======== LISTED RECORDS
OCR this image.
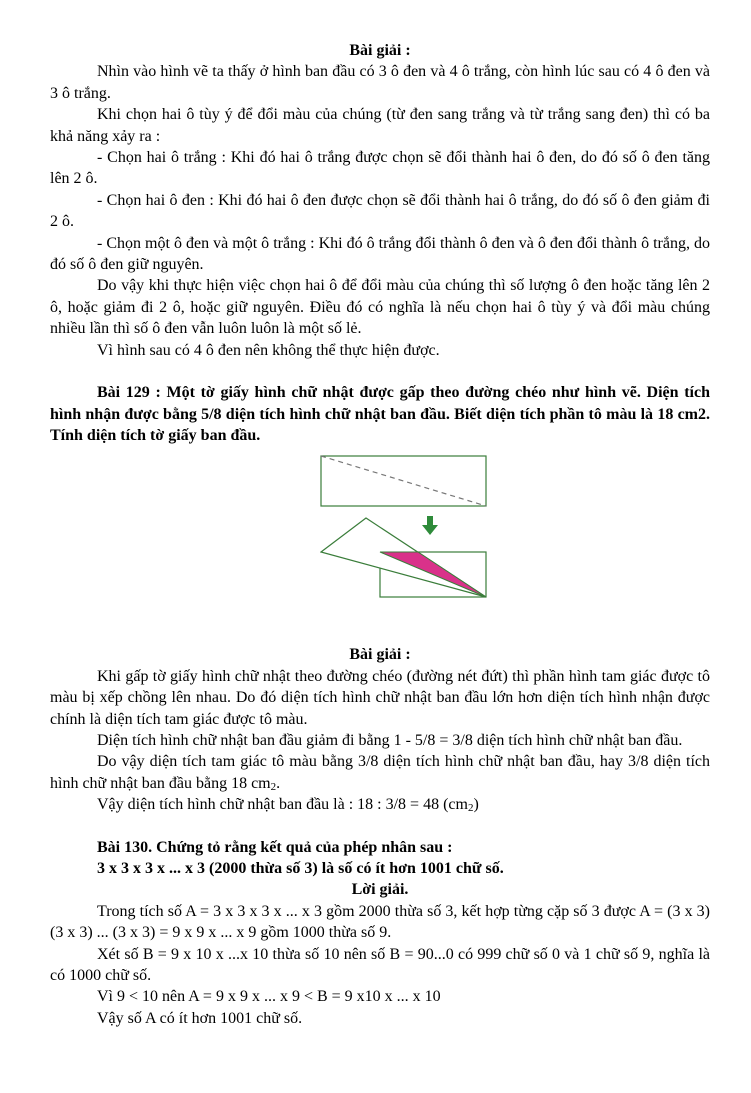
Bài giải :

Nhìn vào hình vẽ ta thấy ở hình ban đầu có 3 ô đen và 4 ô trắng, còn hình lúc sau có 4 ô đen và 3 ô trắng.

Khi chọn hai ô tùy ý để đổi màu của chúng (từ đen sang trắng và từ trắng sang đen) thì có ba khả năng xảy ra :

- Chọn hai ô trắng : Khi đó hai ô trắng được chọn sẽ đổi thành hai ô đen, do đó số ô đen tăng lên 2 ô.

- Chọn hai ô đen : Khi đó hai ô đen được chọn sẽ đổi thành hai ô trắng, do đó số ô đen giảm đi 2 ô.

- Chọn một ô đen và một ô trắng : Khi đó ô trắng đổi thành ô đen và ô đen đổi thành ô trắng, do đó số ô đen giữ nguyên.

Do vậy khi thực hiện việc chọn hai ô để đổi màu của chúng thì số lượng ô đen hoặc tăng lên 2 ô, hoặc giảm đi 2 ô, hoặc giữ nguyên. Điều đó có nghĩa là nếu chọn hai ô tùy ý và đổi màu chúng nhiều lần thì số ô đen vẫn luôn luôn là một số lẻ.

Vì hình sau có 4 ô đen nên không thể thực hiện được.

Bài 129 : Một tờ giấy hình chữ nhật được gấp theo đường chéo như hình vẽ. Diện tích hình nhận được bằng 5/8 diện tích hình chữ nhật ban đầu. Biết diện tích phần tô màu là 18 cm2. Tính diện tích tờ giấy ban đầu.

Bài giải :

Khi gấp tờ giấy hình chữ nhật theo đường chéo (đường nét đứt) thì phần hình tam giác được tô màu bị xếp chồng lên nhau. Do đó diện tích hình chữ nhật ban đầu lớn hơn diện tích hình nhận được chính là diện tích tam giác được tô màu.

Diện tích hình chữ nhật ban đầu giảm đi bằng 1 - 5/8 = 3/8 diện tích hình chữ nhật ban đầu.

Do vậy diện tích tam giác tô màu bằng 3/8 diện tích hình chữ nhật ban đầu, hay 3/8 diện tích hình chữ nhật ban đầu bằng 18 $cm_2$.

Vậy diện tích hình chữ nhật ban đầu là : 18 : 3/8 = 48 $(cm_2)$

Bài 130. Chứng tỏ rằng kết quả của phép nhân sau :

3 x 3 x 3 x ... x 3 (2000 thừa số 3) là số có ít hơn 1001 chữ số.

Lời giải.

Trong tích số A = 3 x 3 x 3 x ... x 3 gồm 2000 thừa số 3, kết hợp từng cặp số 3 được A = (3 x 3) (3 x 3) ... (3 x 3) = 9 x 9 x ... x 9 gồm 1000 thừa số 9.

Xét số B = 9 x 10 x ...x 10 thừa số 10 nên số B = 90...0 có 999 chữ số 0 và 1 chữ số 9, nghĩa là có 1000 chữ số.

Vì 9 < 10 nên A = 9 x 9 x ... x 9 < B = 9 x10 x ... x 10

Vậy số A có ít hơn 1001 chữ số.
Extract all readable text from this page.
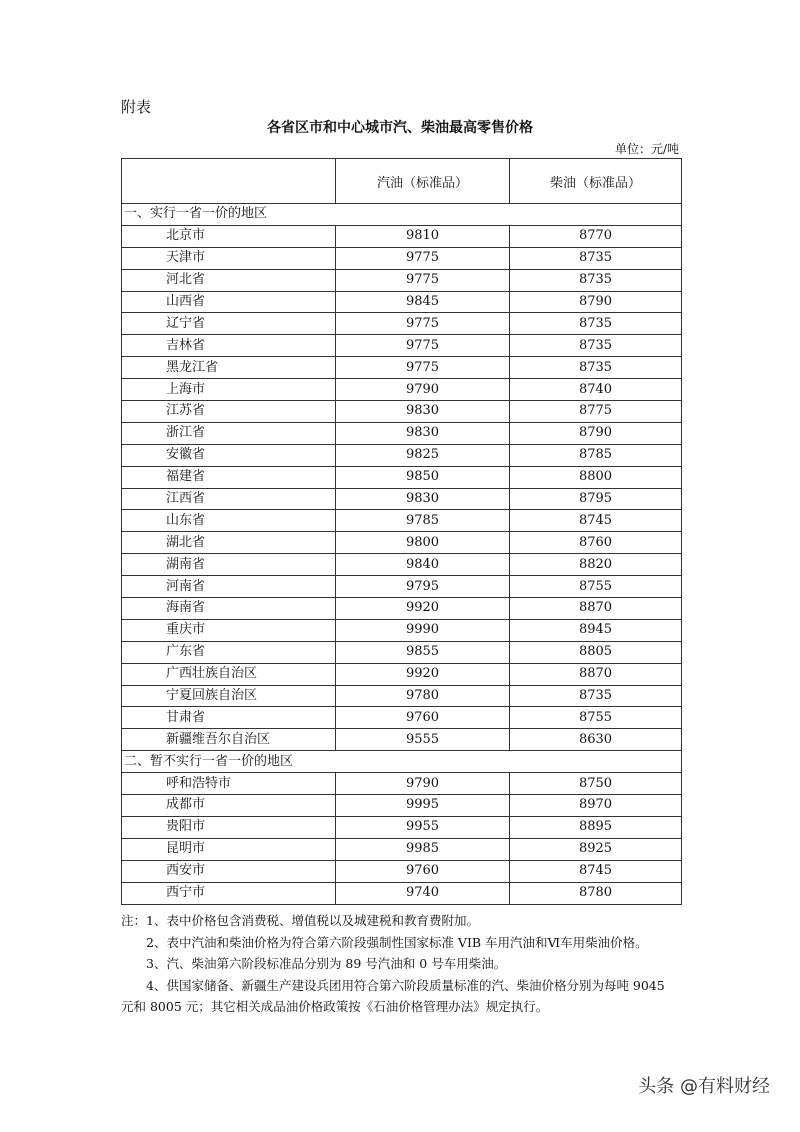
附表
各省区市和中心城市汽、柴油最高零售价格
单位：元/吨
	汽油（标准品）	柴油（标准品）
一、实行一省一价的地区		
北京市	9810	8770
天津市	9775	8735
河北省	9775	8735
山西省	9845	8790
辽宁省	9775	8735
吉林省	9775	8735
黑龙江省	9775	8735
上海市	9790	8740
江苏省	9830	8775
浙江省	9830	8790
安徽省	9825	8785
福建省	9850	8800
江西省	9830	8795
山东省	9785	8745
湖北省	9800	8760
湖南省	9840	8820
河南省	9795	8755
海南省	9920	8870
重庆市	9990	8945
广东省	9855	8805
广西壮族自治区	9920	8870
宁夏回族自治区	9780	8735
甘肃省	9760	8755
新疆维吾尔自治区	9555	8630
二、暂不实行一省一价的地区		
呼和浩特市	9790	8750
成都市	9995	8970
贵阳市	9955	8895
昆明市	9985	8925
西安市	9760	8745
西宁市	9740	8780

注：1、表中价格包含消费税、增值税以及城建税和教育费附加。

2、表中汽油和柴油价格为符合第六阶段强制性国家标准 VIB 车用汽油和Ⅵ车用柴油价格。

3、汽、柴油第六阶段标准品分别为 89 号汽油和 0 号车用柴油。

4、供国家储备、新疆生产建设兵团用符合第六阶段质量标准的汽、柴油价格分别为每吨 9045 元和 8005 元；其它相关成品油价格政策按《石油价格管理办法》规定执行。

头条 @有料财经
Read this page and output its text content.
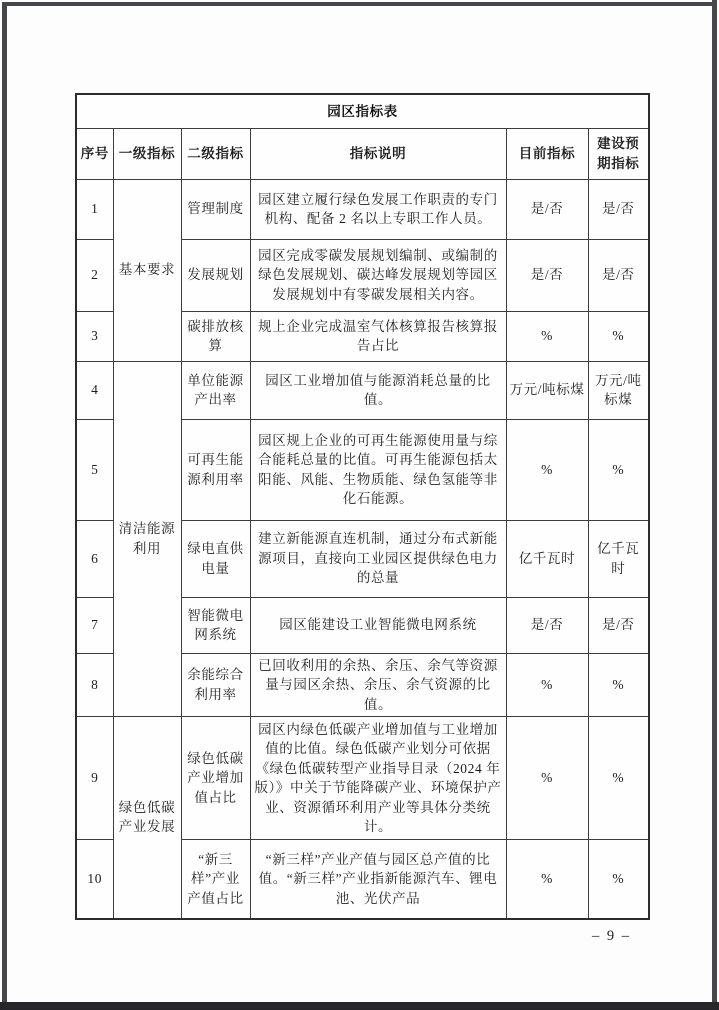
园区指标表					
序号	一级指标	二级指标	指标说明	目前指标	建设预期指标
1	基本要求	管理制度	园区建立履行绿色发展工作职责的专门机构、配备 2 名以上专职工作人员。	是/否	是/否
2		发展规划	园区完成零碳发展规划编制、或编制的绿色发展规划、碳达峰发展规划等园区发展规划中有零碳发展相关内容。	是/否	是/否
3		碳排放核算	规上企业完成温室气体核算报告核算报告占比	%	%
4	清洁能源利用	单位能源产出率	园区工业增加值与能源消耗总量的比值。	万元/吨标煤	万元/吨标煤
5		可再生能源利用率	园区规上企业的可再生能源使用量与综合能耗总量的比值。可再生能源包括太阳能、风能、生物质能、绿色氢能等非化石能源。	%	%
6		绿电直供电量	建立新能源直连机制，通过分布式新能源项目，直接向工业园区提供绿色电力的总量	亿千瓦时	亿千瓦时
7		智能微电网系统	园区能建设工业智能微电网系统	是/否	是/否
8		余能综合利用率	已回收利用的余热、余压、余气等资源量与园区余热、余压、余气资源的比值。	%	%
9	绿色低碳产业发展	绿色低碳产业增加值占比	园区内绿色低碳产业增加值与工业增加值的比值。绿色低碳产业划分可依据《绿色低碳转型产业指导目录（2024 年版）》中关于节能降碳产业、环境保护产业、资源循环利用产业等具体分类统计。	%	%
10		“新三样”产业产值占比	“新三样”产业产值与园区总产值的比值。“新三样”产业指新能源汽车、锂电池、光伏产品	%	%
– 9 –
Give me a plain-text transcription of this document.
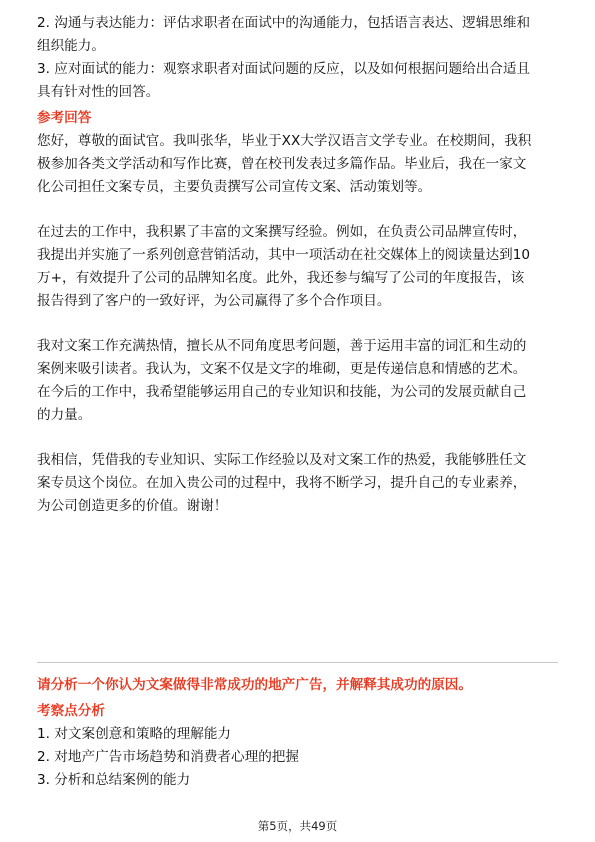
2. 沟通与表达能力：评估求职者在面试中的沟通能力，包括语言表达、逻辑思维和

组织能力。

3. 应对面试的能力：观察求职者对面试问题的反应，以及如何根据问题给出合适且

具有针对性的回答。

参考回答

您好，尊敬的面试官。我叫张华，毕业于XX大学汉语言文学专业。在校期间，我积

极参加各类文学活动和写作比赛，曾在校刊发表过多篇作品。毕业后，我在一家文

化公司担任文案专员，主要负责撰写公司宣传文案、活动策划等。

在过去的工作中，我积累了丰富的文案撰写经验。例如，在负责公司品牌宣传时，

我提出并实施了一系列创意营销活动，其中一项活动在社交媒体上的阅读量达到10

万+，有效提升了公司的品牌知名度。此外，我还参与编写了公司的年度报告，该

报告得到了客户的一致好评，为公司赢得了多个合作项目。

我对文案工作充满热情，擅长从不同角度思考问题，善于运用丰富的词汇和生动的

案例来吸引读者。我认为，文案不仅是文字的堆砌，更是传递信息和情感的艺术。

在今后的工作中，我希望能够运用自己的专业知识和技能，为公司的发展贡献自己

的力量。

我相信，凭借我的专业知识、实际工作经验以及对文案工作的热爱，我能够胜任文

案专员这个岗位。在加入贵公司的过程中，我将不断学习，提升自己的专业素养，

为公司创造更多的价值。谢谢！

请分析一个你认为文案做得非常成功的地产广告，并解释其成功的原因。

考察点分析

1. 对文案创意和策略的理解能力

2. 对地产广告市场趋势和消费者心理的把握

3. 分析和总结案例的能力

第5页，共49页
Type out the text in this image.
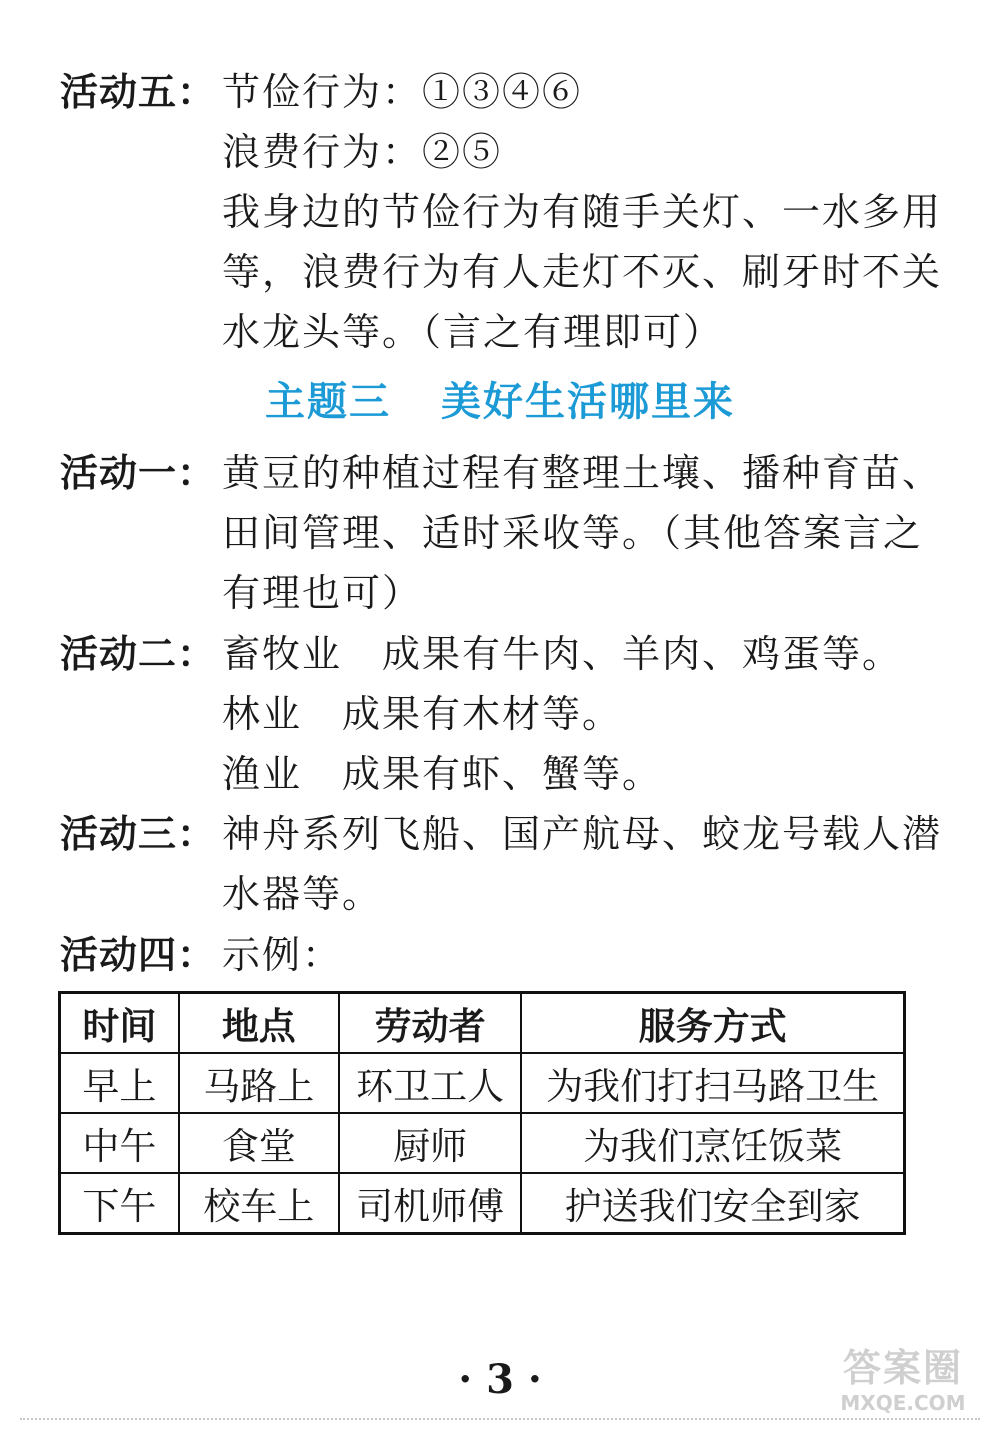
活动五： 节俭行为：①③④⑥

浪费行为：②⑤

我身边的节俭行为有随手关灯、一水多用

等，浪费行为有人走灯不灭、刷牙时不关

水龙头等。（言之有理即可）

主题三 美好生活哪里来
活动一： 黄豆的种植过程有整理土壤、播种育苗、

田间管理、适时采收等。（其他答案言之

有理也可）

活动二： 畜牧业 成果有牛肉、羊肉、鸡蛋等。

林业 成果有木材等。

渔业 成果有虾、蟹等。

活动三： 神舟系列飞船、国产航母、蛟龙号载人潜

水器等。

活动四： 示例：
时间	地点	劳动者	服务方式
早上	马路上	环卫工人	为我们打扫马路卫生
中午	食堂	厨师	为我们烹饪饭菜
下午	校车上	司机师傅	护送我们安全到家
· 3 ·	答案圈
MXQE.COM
================
▸ **WRITTEN REQUEST**: Starting with the line that holds "Type out the text in this image.", retype each line through the last one in the listing above, exactly as written. Do not copy any pictures.

▸ **ANSWER BELOW**:
Type out the text in this image.
活动五： 节俭行为：①③④⑥

浪费行为：②⑤

我身边的节俭行为有随手关灯、一水多用

等，浪费行为有人走灯不灭、刷牙时不关

水龙头等。（言之有理即可）

主题三 美好生活哪里来
活动一： 黄豆的种植过程有整理土壤、播种育苗、

田间管理、适时采收等。（其他答案言之

有理也可）

活动二： 畜牧业 成果有牛肉、羊肉、鸡蛋等。

林业 成果有木材等。

渔业 成果有虾、蟹等。

活动三： 神舟系列飞船、国产航母、蛟龙号载人潜

水器等。

活动四： 示例：
时间	地点	劳动者	服务方式
早上	马路上	环卫工人	为我们打扫马路卫生
中午	食堂	厨师	为我们烹饪饭菜
下午	校车上	司机师傅	护送我们安全到家
· 3 ·	答案圈
MXQE.COM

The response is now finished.